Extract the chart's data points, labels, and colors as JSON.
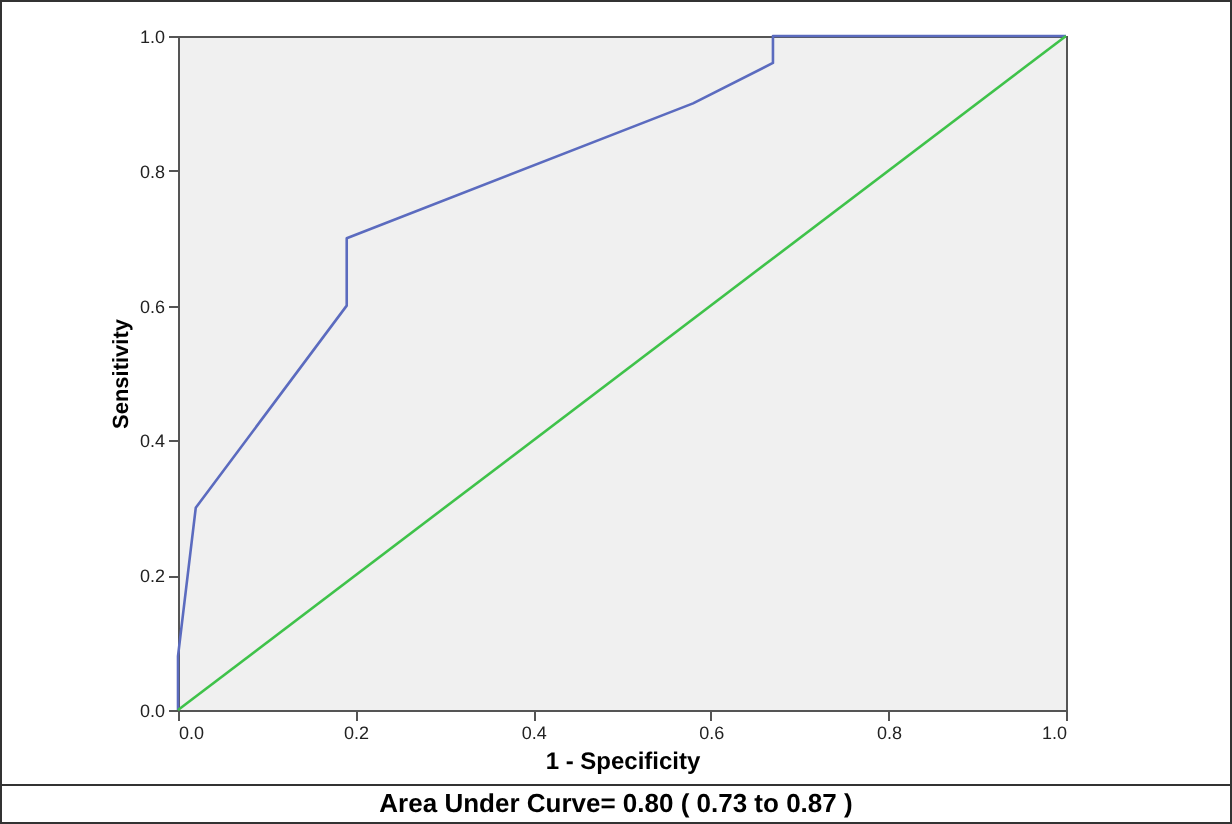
{
  "chart_data": {
    "type": "line",
    "xlabel": "1 - Specificity",
    "ylabel": "Sensitivity",
    "series": [
      {
        "color": "#5b6bbf",
        "x": [
          0,
          0,
          0.02,
          0.19,
          0.19,
          0.58,
          0.67,
          0.67,
          1
        ],
        "values": [
          0,
          0.08,
          0.3,
          0.6,
          0.7,
          0.9,
          0.96,
          1,
          1
        ]
      },
      {
        "color": "#3fc24a",
        "x": [
          0,
          1
        ],
        "values": [
          0,
          1
        ]
      }
    ],
    "xlim": [
      0,
      1
    ],
    "ylim": [
      0,
      1
    ],
    "xticks": [
      {
        "value": 0,
        "label": "0.0"
      },
      {
        "value": 0.2,
        "label": "0.2"
      },
      {
        "value": 0.4,
        "label": "0.4"
      },
      {
        "value": 0.6,
        "label": "0.6"
      },
      {
        "value": 0.8,
        "label": "0.8"
      },
      {
        "value": 1,
        "label": "1.0"
      }
    ],
    "yticks": [
      {
        "value": 0,
        "label": "0.0"
      },
      {
        "value": 0.2,
        "label": "0.2"
      },
      {
        "value": 0.4,
        "label": "0.4"
      },
      {
        "value": 0.6,
        "label": "0.6"
      },
      {
        "value": 0.8,
        "label": "0.8"
      },
      {
        "value": 1,
        "label": "1.0"
      }
    ],
    "marker": "none",
    "line_style": "solid",
    "annotations": [
      "Area Under Curve= 0.80 ( 0.73 to 0.87 )"
    ]
  }
}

==========

_AIM OF THE TASK_: The listing above needs to be output again exactly. Don't include the pictures.

_FULL RESPONSE_:
Extract the chart's data points, labels, and colors as JSON.
{
  "chart_data": {
    "type": "line",
    "xlabel": "1 - Specificity",
    "ylabel": "Sensitivity",
    "series": [
      {
        "color": "#5b6bbf",
        "x": [
          0,
          0,
          0.02,
          0.19,
          0.19,
          0.58,
          0.67,
          0.67,
          1
        ],
        "values": [
          0,
          0.08,
          0.3,
          0.6,
          0.7,
          0.9,
          0.96,
          1,
          1
        ]
      },
      {
        "color": "#3fc24a",
        "x": [
          0,
          1
        ],
        "values": [
          0,
          1
        ]
      }
    ],
    "xlim": [
      0,
      1
    ],
    "ylim": [
      0,
      1
    ],
    "xticks": [
      {
        "value": 0,
        "label": "0.0"
      },
      {
        "value": 0.2,
        "label": "0.2"
      },
      {
        "value": 0.4,
        "label": "0.4"
      },
      {
        "value": 0.6,
        "label": "0.6"
      },
      {
        "value": 0.8,
        "label": "0.8"
      },
      {
        "value": 1,
        "label": "1.0"
      }
    ],
    "yticks": [
      {
        "value": 0,
        "label": "0.0"
      },
      {
        "value": 0.2,
        "label": "0.2"
      },
      {
        "value": 0.4,
        "label": "0.4"
      },
      {
        "value": 0.6,
        "label": "0.6"
      },
      {
        "value": 0.8,
        "label": "0.8"
      },
      {
        "value": 1,
        "label": "1.0"
      }
    ],
    "marker": "none",
    "line_style": "solid",
    "annotations": [
      "Area Under Curve= 0.80 ( 0.73 to 0.87 )"
    ]
  }
}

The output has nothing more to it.